WRITTEN TASK
The entries that follow should be written out exactly.
┄┄┄┄┄┄┄┄┄┄┄┄┄┄┄┄┄┄┄┄
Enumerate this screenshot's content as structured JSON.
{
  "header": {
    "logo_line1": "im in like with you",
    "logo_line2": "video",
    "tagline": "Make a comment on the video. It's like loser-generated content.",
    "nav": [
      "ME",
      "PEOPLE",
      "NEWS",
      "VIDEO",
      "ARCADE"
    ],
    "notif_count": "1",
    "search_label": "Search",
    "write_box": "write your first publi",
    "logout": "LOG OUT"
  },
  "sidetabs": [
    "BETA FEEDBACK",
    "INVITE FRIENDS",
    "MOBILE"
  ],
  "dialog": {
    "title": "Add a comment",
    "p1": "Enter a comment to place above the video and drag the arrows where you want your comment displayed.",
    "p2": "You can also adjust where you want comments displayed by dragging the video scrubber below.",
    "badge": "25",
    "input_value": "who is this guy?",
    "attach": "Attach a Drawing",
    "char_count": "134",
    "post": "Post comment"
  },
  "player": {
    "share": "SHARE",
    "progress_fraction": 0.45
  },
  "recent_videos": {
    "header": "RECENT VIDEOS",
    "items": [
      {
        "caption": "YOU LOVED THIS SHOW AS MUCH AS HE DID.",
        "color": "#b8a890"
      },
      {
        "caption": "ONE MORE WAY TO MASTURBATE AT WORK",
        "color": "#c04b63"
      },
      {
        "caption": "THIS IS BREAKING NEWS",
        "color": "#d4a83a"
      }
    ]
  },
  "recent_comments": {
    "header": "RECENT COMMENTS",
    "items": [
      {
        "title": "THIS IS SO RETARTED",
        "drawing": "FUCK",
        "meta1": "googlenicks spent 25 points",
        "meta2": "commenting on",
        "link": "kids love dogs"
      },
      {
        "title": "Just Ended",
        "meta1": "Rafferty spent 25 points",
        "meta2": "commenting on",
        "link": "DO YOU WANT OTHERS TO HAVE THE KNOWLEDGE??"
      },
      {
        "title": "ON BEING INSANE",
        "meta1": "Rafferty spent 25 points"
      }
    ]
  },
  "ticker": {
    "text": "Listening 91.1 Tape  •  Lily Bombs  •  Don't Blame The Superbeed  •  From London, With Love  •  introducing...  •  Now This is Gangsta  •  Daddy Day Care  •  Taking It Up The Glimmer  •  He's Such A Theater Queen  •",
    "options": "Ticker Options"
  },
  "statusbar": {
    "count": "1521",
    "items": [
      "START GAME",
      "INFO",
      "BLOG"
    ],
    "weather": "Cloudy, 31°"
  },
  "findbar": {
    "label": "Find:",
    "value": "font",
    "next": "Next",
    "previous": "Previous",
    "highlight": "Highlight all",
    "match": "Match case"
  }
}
┄┄┄┄┄┄┄┄┄┄┄┄┄┄┄┄┄┄┄┄
ANSWER TO THE PROBLEM
Enumerate this screenshot's content as structured JSON.
{
  "header": {
    "logo_line1": "im in like with you",
    "logo_line2": "video",
    "tagline": "Make a comment on the video. It's like loser-generated content.",
    "nav": [
      "ME",
      "PEOPLE",
      "NEWS",
      "VIDEO",
      "ARCADE"
    ],
    "notif_count": "1",
    "search_label": "Search",
    "write_box": "write your first publi",
    "logout": "LOG OUT"
  },
  "sidetabs": [
    "BETA FEEDBACK",
    "INVITE FRIENDS",
    "MOBILE"
  ],
  "dialog": {
    "title": "Add a comment",
    "p1": "Enter a comment to place above the video and drag the arrows where you want your comment displayed.",
    "p2": "You can also adjust where you want comments displayed by dragging the video scrubber below.",
    "badge": "25",
    "input_value": "who is this guy?",
    "attach": "Attach a Drawing",
    "char_count": "134",
    "post": "Post comment"
  },
  "player": {
    "share": "SHARE",
    "progress_fraction": 0.45
  },
  "recent_videos": {
    "header": "RECENT VIDEOS",
    "items": [
      {
        "caption": "YOU LOVED THIS SHOW AS MUCH AS HE DID.",
        "color": "#b8a890"
      },
      {
        "caption": "ONE MORE WAY TO MASTURBATE AT WORK",
        "color": "#c04b63"
      },
      {
        "caption": "THIS IS BREAKING NEWS",
        "color": "#d4a83a"
      }
    ]
  },
  "recent_comments": {
    "header": "RECENT COMMENTS",
    "items": [
      {
        "title": "THIS IS SO RETARTED",
        "drawing": "FUCK",
        "meta1": "googlenicks spent 25 points",
        "meta2": "commenting on",
        "link": "kids love dogs"
      },
      {
        "title": "Just Ended",
        "meta1": "Rafferty spent 25 points",
        "meta2": "commenting on",
        "link": "DO YOU WANT OTHERS TO HAVE THE KNOWLEDGE??"
      },
      {
        "title": "ON BEING INSANE",
        "meta1": "Rafferty spent 25 points"
      }
    ]
  },
  "ticker": {
    "text": "Listening 91.1 Tape  •  Lily Bombs  •  Don't Blame The Superbeed  •  From London, With Love  •  introducing...  •  Now This is Gangsta  •  Daddy Day Care  •  Taking It Up The Glimmer  •  He's Such A Theater Queen  •",
    "options": "Ticker Options"
  },
  "statusbar": {
    "count": "1521",
    "items": [
      "START GAME",
      "INFO",
      "BLOG"
    ],
    "weather": "Cloudy, 31°"
  },
  "findbar": {
    "label": "Find:",
    "value": "font",
    "next": "Next",
    "previous": "Previous",
    "highlight": "Highlight all",
    "match": "Match case"
  }
}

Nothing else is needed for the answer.